**Stored data**
=====

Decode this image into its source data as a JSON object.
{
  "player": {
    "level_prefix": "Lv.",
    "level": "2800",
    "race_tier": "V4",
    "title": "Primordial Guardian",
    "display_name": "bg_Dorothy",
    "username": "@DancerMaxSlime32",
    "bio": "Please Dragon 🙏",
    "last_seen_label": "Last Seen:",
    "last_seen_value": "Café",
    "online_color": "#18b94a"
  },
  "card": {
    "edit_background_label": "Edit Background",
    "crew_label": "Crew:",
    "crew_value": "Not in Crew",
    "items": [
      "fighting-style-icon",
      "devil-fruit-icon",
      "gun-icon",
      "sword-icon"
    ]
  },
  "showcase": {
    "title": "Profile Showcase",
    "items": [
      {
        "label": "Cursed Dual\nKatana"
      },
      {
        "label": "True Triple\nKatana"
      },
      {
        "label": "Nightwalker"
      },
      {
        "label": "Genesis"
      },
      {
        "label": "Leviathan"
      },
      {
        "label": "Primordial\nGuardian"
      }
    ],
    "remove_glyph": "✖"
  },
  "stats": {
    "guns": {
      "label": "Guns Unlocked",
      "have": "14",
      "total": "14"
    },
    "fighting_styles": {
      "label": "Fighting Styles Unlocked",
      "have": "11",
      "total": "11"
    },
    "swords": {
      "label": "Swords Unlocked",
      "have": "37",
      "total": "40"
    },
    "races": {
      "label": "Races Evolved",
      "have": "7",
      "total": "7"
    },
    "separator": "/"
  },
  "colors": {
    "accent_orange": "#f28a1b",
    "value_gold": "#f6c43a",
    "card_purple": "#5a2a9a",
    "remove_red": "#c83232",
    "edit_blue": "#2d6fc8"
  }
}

=====

**Directions for this task**
Line by line, reproduce the data exactly as given.

**Reply**
Decode this image into its source data as a JSON object.
{
  "player": {
    "level_prefix": "Lv.",
    "level": "2800",
    "race_tier": "V4",
    "title": "Primordial Guardian",
    "display_name": "bg_Dorothy",
    "username": "@DancerMaxSlime32",
    "bio": "Please Dragon 🙏",
    "last_seen_label": "Last Seen:",
    "last_seen_value": "Café",
    "online_color": "#18b94a"
  },
  "card": {
    "edit_background_label": "Edit Background",
    "crew_label": "Crew:",
    "crew_value": "Not in Crew",
    "items": [
      "fighting-style-icon",
      "devil-fruit-icon",
      "gun-icon",
      "sword-icon"
    ]
  },
  "showcase": {
    "title": "Profile Showcase",
    "items": [
      {
        "label": "Cursed Dual\nKatana"
      },
      {
        "label": "True Triple\nKatana"
      },
      {
        "label": "Nightwalker"
      },
      {
        "label": "Genesis"
      },
      {
        "label": "Leviathan"
      },
      {
        "label": "Primordial\nGuardian"
      }
    ],
    "remove_glyph": "✖"
  },
  "stats": {
    "guns": {
      "label": "Guns Unlocked",
      "have": "14",
      "total": "14"
    },
    "fighting_styles": {
      "label": "Fighting Styles Unlocked",
      "have": "11",
      "total": "11"
    },
    "swords": {
      "label": "Swords Unlocked",
      "have": "37",
      "total": "40"
    },
    "races": {
      "label": "Races Evolved",
      "have": "7",
      "total": "7"
    },
    "separator": "/"
  },
  "colors": {
    "accent_orange": "#f28a1b",
    "value_gold": "#f6c43a",
    "card_purple": "#5a2a9a",
    "remove_red": "#c83232",
    "edit_blue": "#2d6fc8"
  }
}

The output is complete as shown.